***** PROVIDED DATA *****

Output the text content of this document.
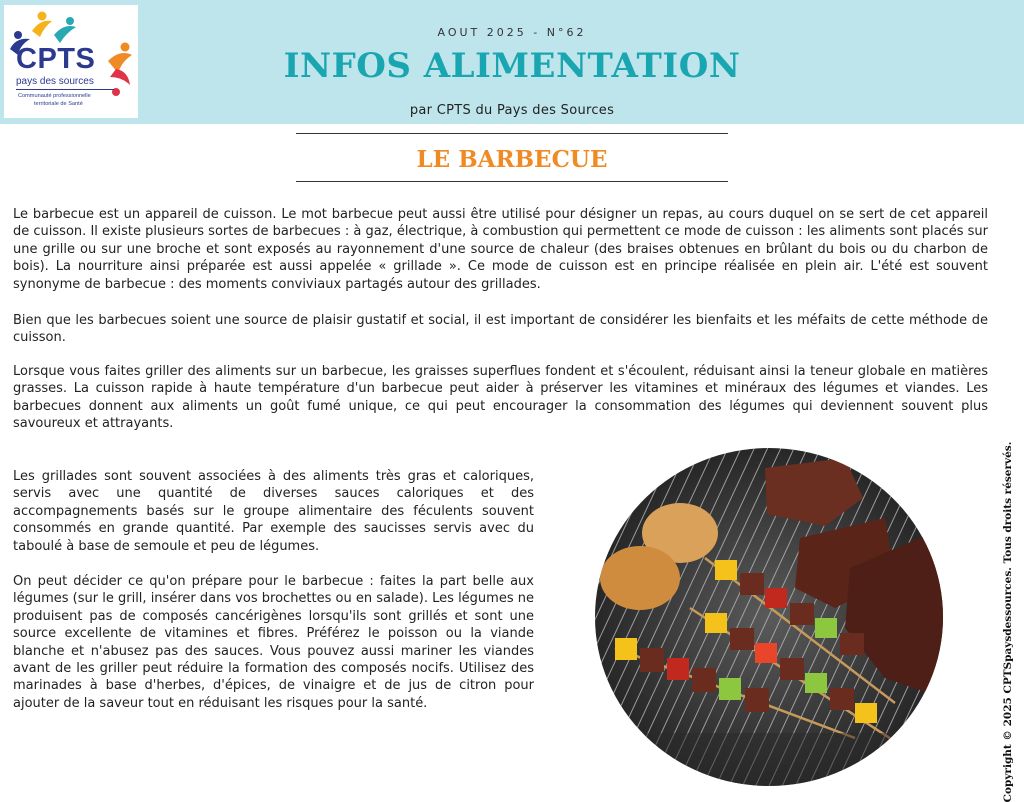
CPTS
pays des sources
Communauté professionnelle
territoriale de Santé
AOUT 2025 - N°62
INFOS ALIMENTATION
par CPTS du Pays des Sources
LE BARBECUE

Le barbecue est un appareil de cuisson. Le mot barbecue peut aussi être utilisé pour désigner un repas, au cours duquel on se sert de cet appareil de cuisson. Il existe plusieurs sortes de barbecues : à gaz, électrique, à combustion qui permettent ce mode de cuisson : les aliments sont placés sur une grille ou sur une broche et sont exposés au rayonnement d'une source de chaleur (des braises obtenues en brûlant du bois ou du charbon de bois). La nourriture ainsi préparée est aussi appelée « grillade ». Ce mode de cuisson est en principe réalisée en plein air. L'été est souvent synonyme de barbecue : des moments conviviaux partagés autour des grillades.

Bien que les barbecues soient une source de plaisir gustatif et social, il est important de considérer les bienfaits et les méfaits de cette méthode de cuisson.

Lorsque vous faites griller des aliments sur un barbecue, les graisses superflues fondent et s'écoulent, réduisant ainsi la teneur globale en matières grasses. La cuisson rapide à haute température d'un barbecue peut aider à préserver les vitamines et minéraux des légumes et viandes. Les barbecues donnent aux aliments un goût fumé unique, ce qui peut encourager la consommation des légumes qui deviennent souvent plus savoureux et attrayants.

Les grillades sont souvent associées à des aliments très gras et caloriques, servis avec une quantité de diverses sauces caloriques et des accompagnements basés sur le groupe alimentaire des féculents souvent consommés en grande quantité. Par exemple des saucisses servis avec du taboulé à base de semoule et peu de légumes.

On peut décider ce qu'on prépare pour le barbecue : faites la part belle aux légumes (sur le grill, insérer dans vos brochettes ou en salade). Les légumes ne produisent pas de composés cancérigènes lorsqu'ils sont grillés et sont une source excellente de vitamines et fibres. Préférez le poisson ou la viande blanche et n'abusez pas des sauces. Vous pouvez aussi mariner les viandes avant de les griller peut réduire la formation des composés nocifs. Utilisez des marinades à base d'herbes, d'épices, de vinaigre et de jus de citron pour ajouter de la saveur tout en réduisant les risques pour la santé.	Copyright © 2025 CPTSpaysdessources. Tous droits réservés.
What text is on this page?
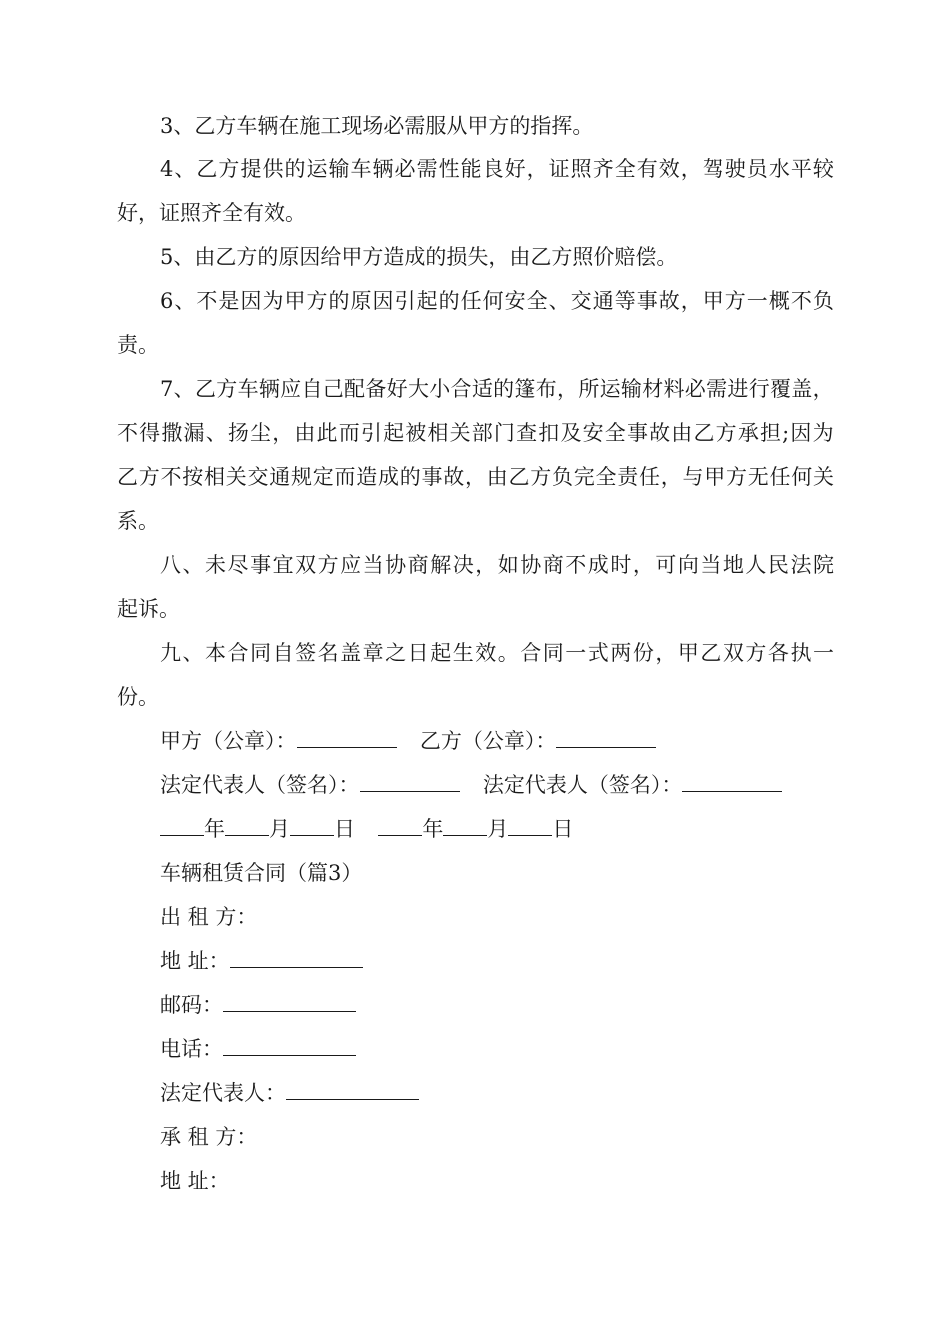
3、乙方车辆在施工现场必需服从甲方的指挥。
4 、 乙 方 提 供 的 运 输 车 辆 必 需 性 能 良 好 ， 证 照 齐 全 有 效 ， 驾 驶 员 水 平 较
好，证照齐全有效。
5、由乙方的原因给甲方造成的损失，由乙方照价赔偿。
6 、 不 是 因 为 甲 方 的 原 因 引 起 的 任 何 安 全 、 交 通 等 事 故 ， 甲 方 一 概 不 负
责。
7 、 乙 方 车 辆 应 自 己 配 备 好 大 小 合 适 的 篷 布 ， 所 运 输 材 料 必 需 进 行 覆 盖 ，
不 得 撒 漏 、 扬 尘 ， 由 此 而 引 起 被 相 关 部 门 查 扣 及 安 全 事 故 由 乙 方 承 担 ; 因 为
乙 方 不 按 相 关 交 通 规 定 而 造 成 的 事 故 ， 由 乙 方 负 完 全 责 任 ， 与 甲 方 无 任 何 关
系。
八 、 未 尽 事 宜 双 方 应 当 协 商 解 决 ， 如 协 商 不 成 时 ， 可 向 当 地 人 民 法 院
起诉。
九 、 本 合 同 自 签 名 盖 章 之 日 起 生 效 。 合 同 一 式 两 份 ， 甲 乙 双 方 各 执 一
份。
甲方（公章）：	乙方（公章）：
法定代表人（签名）：	法定代表人（签名）：
年 月 日	年 月 日
车辆租赁合同（篇3）
出 租 方：
地 址：
邮码：
电话：
法定代表人：
承 租 方：
地 址：
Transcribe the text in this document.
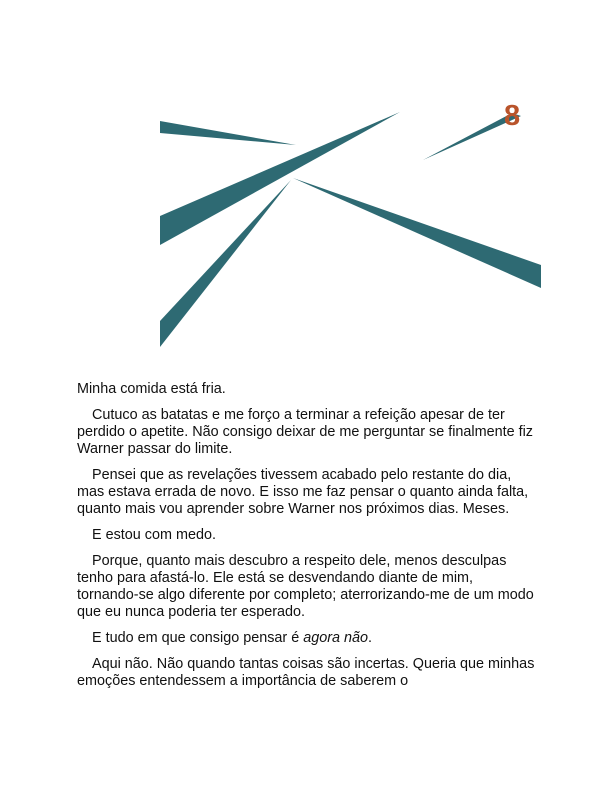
8

Minha comida está fria.

Cutuco as batatas e me forço a terminar a refeição apesar de ter perdido o apetite. Não consigo deixar de me perguntar se finalmente fiz Warner passar do limite.

Pensei que as revelações tivessem acabado pelo restante do dia, mas estava errada de novo. E isso me faz pensar o quanto ainda falta, quanto mais vou aprender sobre Warner nos próximos dias. Meses.

E estou com medo.

Porque, quanto mais descubro a respeito dele, menos desculpas tenho para afastá-lo. Ele está se desvendando diante de mim, tornando-se algo diferente por completo; aterrorizando-me de um modo que eu nunca poderia ter esperado.

E tudo em que consigo pensar é agora não.

Aqui não. Não quando tantas coisas são incertas. Queria que minhas emoções entendessem a importância de saberem o
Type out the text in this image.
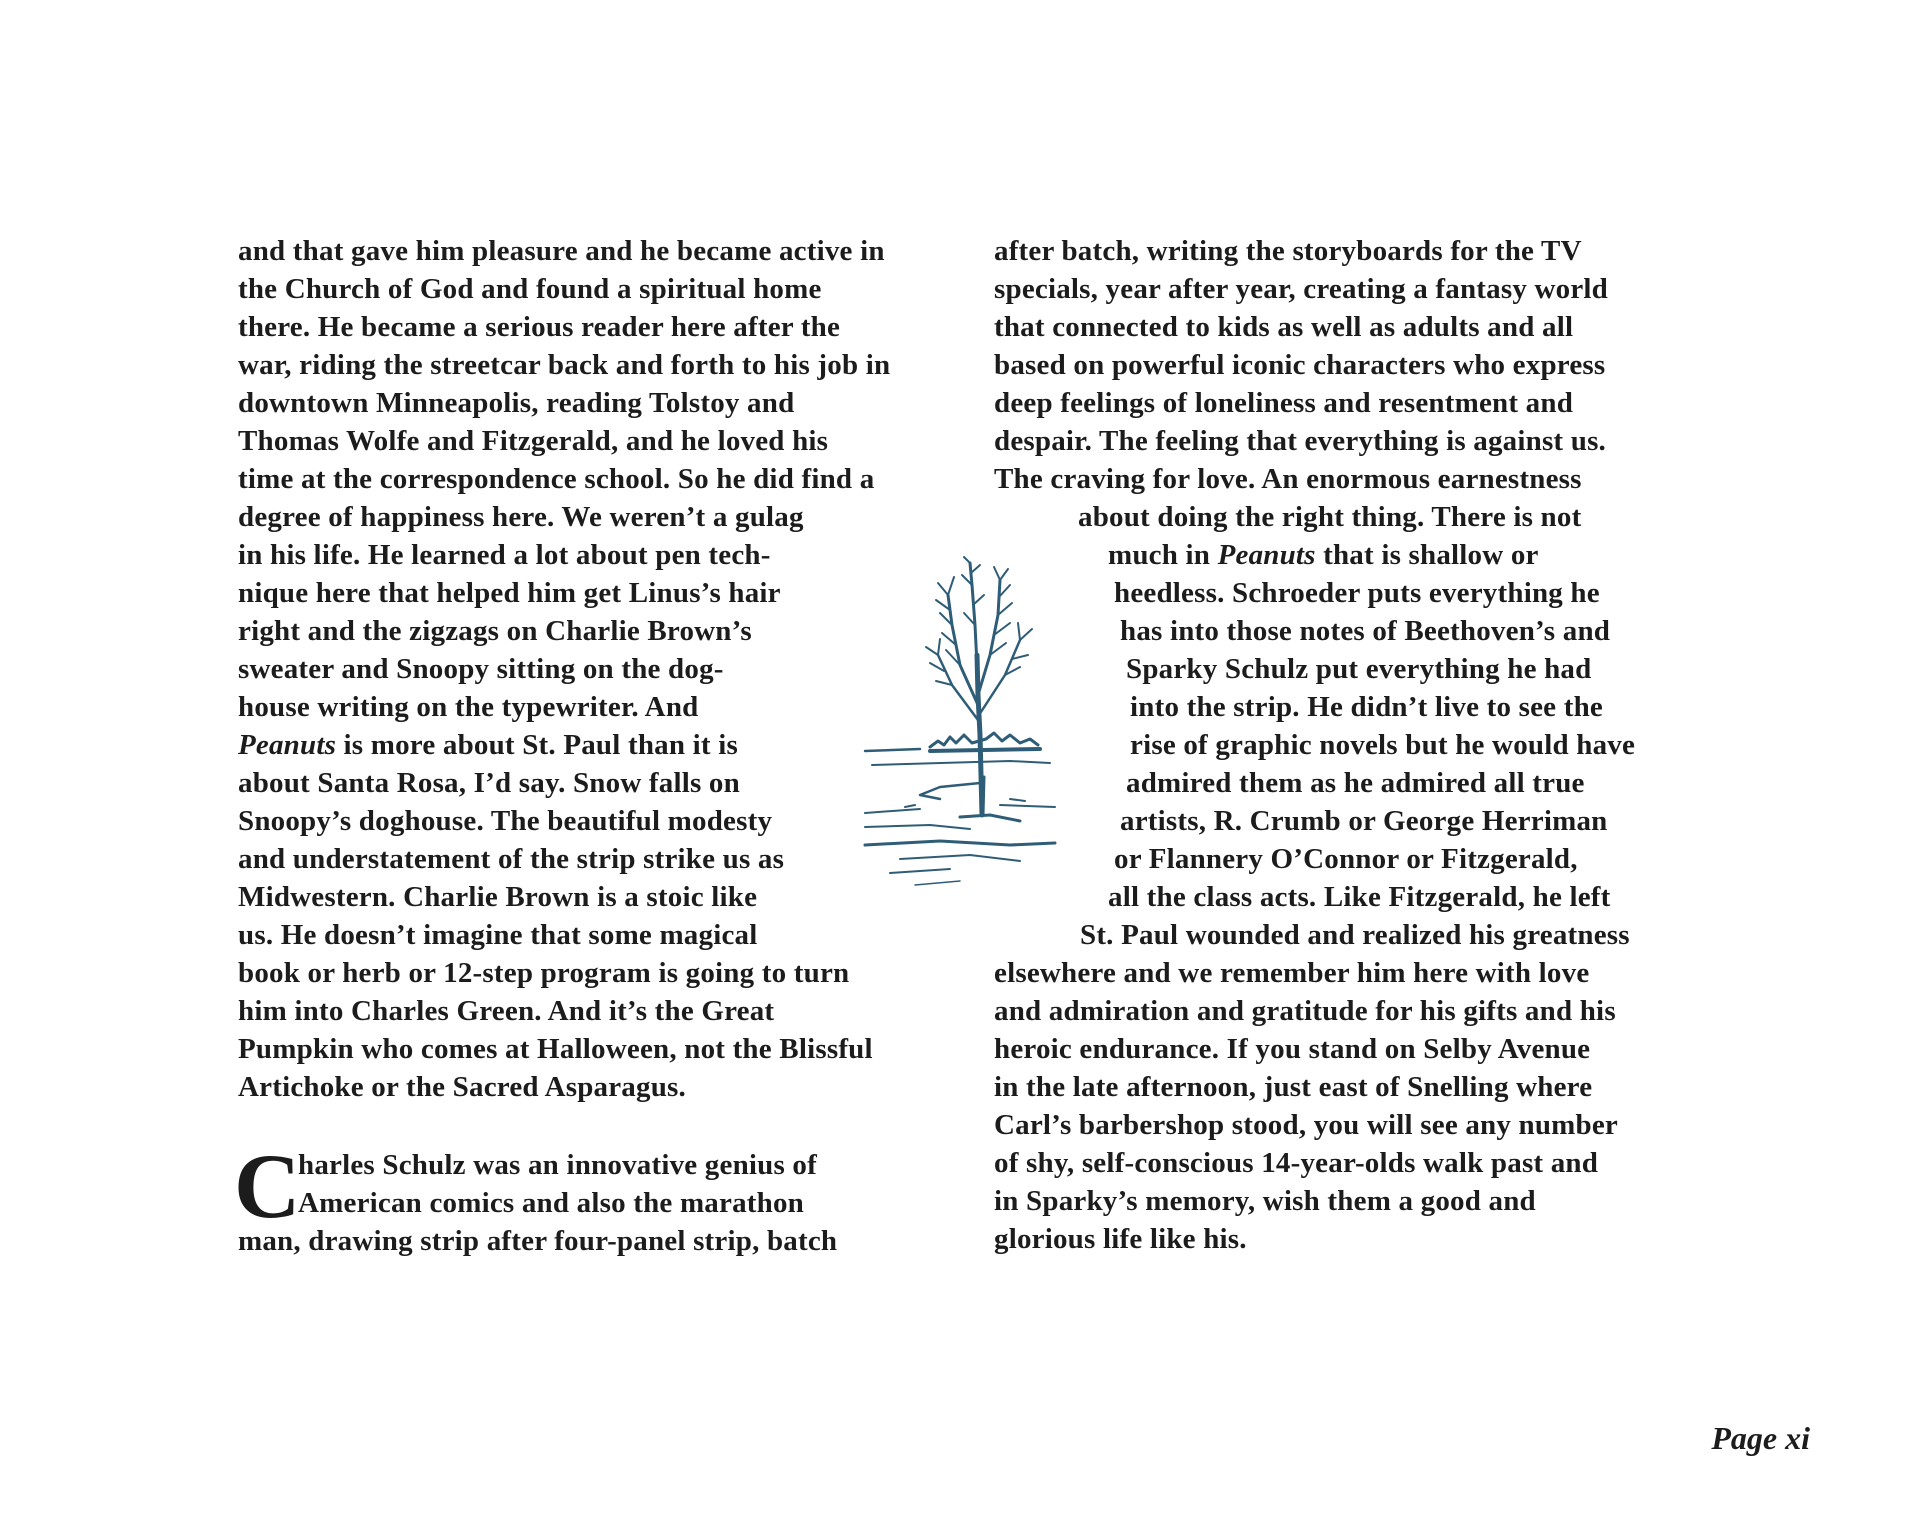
and that gave him pleasure and he became active in
the Church of God and found a spiritual home
there. He became a serious reader here after the
war, riding the streetcar back and forth to his job in
downtown Minneapolis, reading Tolstoy and
Thomas Wolfe and Fitzgerald, and he loved his
time at the correspondence school. So he did find a
degree of happiness here. We weren’t a gulag
in his life. He learned a lot about pen tech-
nique here that helped him get Linus’s hair
right and the zigzags on Charlie Brown’s
sweater and Snoopy sitting on the dog-
house writing on the typewriter. And
Peanuts is more about St. Paul than it is
about Santa Rosa, I’d say. Snow falls on
Snoopy’s doghouse. The beautiful modesty
and understatement of the strip strike us as
Midwestern. Charlie Brown is a stoic like
us. He doesn’t imagine that some magical
book or herb or 12-step program is going to turn
him into Charles Green. And it’s the Great
Pumpkin who comes at Halloween, not the Blissful
Artichoke or the Sacred Asparagus.
C
harles Schulz was an innovative genius of
American comics and also the marathon
man, drawing strip after four-panel strip, batch
after batch, writing the storyboards for the TV
specials, year after year, creating a fantasy world
that connected to kids as well as adults and all
based on powerful iconic characters who express
deep feelings of loneliness and resentment and
despair. The feeling that everything is against us.
The craving for love. An enormous earnestness
about doing the right thing. There is not
much in Peanuts that is shallow or
heedless. Schroeder puts everything he
has into those notes of Beethoven’s and
Sparky Schulz put everything he had
into the strip. He didn’t live to see the
rise of graphic novels but he would have
admired them as he admired all true
artists, R. Crumb or George Herriman
or Flannery O’Connor or Fitzgerald,
all the class acts. Like Fitzgerald, he left
St. Paul wounded and realized his greatness
elsewhere and we remember him here with love
and admiration and gratitude for his gifts and his
heroic endurance. If you stand on Selby Avenue
in the late afternoon, just east of Snelling where
Carl’s barbershop stood, you will see any number
of shy, self-conscious 14-year-olds walk past and
in Sparky’s memory, wish them a good and
glorious life like his.
Page xi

*****

» **EXERCISE REQUIREMENTS**:
Without including any pictures, output all the entries above exactly.

» **FINISHED TASK**:
Output the text content of this document.
CPTS
pays des sources
Communauté professionnelle
territoriale de Santé
AOUT 2025 - N°62
INFOS ALIMENTATION
par CPTS du Pays des Sources
LE BARBECUE

Le barbecue est un appareil de cuisson. Le mot barbecue peut aussi être utilisé pour désigner un repas, au cours duquel on se sert de cet appareil de cuisson. Il existe plusieurs sortes de barbecues : à gaz, électrique, à combustion qui permettent ce mode de cuisson : les aliments sont placés sur une grille ou sur une broche et sont exposés au rayonnement d'une source de chaleur (des braises obtenues en brûlant du bois ou du charbon de bois). La nourriture ainsi préparée est aussi appelée « grillade ». Ce mode de cuisson est en principe réalisée en plein air. L'été est souvent synonyme de barbecue : des moments conviviaux partagés autour des grillades.

Bien que les barbecues soient une source de plaisir gustatif et social, il est important de considérer les bienfaits et les méfaits de cette méthode de cuisson.

Lorsque vous faites griller des aliments sur un barbecue, les graisses superflues fondent et s'écoulent, réduisant ainsi la teneur globale en matières grasses. La cuisson rapide à haute température d'un barbecue peut aider à préserver les vitamines et minéraux des légumes et viandes. Les barbecues donnent aux aliments un goût fumé unique, ce qui peut encourager la consommation des légumes qui deviennent souvent plus savoureux et attrayants.

Les grillades sont souvent associées à des aliments très gras et caloriques, servis avec une quantité de diverses sauces caloriques et des accompagnements basés sur le groupe alimentaire des féculents souvent consommés en grande quantité. Par exemple des saucisses servis avec du taboulé à base de semoule et peu de légumes.

On peut décider ce qu'on prépare pour le barbecue : faites la part belle aux légumes (sur le grill, insérer dans vos brochettes ou en salade). Les légumes ne produisent pas de composés cancérigènes lorsqu'ils sont grillés et sont une source excellente de vitamines et fibres. Préférez le poisson ou la viande blanche et n'abusez pas des sauces. Vous pouvez aussi mariner les viandes avant de les griller peut réduire la formation des composés nocifs. Utilisez des marinades à base d'herbes, d'épices, de vinaigre et de jus de citron pour ajouter de la saveur tout en réduisant les risques pour la santé.	Copyright © 2025 CPTSpaysdessources. Tous droits réservés.
What text is on this page?
3、乙方车辆在施工现场必需服从甲方的指挥。
4 、 乙 方 提 供 的 运 输 车 辆 必 需 性 能 良 好 ， 证 照 齐 全 有 效 ， 驾 驶 员 水 平 较
好，证照齐全有效。
5、由乙方的原因给甲方造成的损失，由乙方照价赔偿。
6 、 不 是 因 为 甲 方 的 原 因 引 起 的 任 何 安 全 、 交 通 等 事 故 ， 甲 方 一 概 不 负
责。
7 、 乙 方 车 辆 应 自 己 配 备 好 大 小 合 适 的 篷 布 ， 所 运 输 材 料 必 需 进 行 覆 盖 ，
不 得 撒 漏 、 扬 尘 ， 由 此 而 引 起 被 相 关 部 门 查 扣 及 安 全 事 故 由 乙 方 承 担 ; 因 为
乙 方 不 按 相 关 交 通 规 定 而 造 成 的 事 故 ， 由 乙 方 负 完 全 责 任 ， 与 甲 方 无 任 何 关
系。
八 、 未 尽 事 宜 双 方 应 当 协 商 解 决 ， 如 协 商 不 成 时 ， 可 向 当 地 人 民 法 院
起诉。
九 、 本 合 同 自 签 名 盖 章 之 日 起 生 效 。 合 同 一 式 两 份 ， 甲 乙 双 方 各 执 一
份。
甲方（公章）：	乙方（公章）：
法定代表人（签名）：	法定代表人（签名）：
年 月 日	年 月 日
车辆租赁合同（篇3）
出 租 方：
地 址：
邮码：
电话：
法定代表人：
承 租 方：
地 址：
Transcribe the text in this document.
8

Minha comida está fria.

Cutuco as batatas e me forço a terminar a refeição apesar de ter perdido o apetite. Não consigo deixar de me perguntar se finalmente fiz Warner passar do limite.

Pensei que as revelações tivessem acabado pelo restante do dia, mas estava errada de novo. E isso me faz pensar o quanto ainda falta, quanto mais vou aprender sobre Warner nos próximos dias. Meses.

E estou com medo.

Porque, quanto mais descubro a respeito dele, menos desculpas tenho para afastá-lo. Ele está se desvendando diante de mim, tornando-se algo diferente por completo; aterrorizando-me de um modo que eu nunca poderia ter esperado.

E tudo em que consigo pensar é agora não.

Aqui não. Não quando tantas coisas são incertas. Queria que minhas emoções entendessem a importância de saberem o
Type out the text in this image.
and that gave him pleasure and he became active in
the Church of God and found a spiritual home
there. He became a serious reader here after the
war, riding the streetcar back and forth to his job in
downtown Minneapolis, reading Tolstoy and
Thomas Wolfe and Fitzgerald, and he loved his
time at the correspondence school. So he did find a
degree of happiness here. We weren’t a gulag
in his life. He learned a lot about pen tech-
nique here that helped him get Linus’s hair
right and the zigzags on Charlie Brown’s
sweater and Snoopy sitting on the dog-
house writing on the typewriter. And
Peanuts is more about St. Paul than it is
about Santa Rosa, I’d say. Snow falls on
Snoopy’s doghouse. The beautiful modesty
and understatement of the strip strike us as
Midwestern. Charlie Brown is a stoic like
us. He doesn’t imagine that some magical
book or herb or 12-step program is going to turn
him into Charles Green. And it’s the Great
Pumpkin who comes at Halloween, not the Blissful
Artichoke or the Sacred Asparagus.
C
harles Schulz was an innovative genius of
American comics and also the marathon
man, drawing strip after four-panel strip, batch
after batch, writing the storyboards for the TV
specials, year after year, creating a fantasy world
that connected to kids as well as adults and all
based on powerful iconic characters who express
deep feelings of loneliness and resentment and
despair. The feeling that everything is against us.
The craving for love. An enormous earnestness
about doing the right thing. There is not
much in Peanuts that is shallow or
heedless. Schroeder puts everything he
has into those notes of Beethoven’s and
Sparky Schulz put everything he had
into the strip. He didn’t live to see the
rise of graphic novels but he would have
admired them as he admired all true
artists, R. Crumb or George Herriman
or Flannery O’Connor or Fitzgerald,
all the class acts. Like Fitzgerald, he left
St. Paul wounded and realized his greatness
elsewhere and we remember him here with love
and admiration and gratitude for his gifts and his
heroic endurance. If you stand on Selby Avenue
in the late afternoon, just east of Snelling where
Carl’s barbershop stood, you will see any number
of shy, self-conscious 14-year-olds walk past and
in Sparky’s memory, wish them a good and
glorious life like his.
Page xi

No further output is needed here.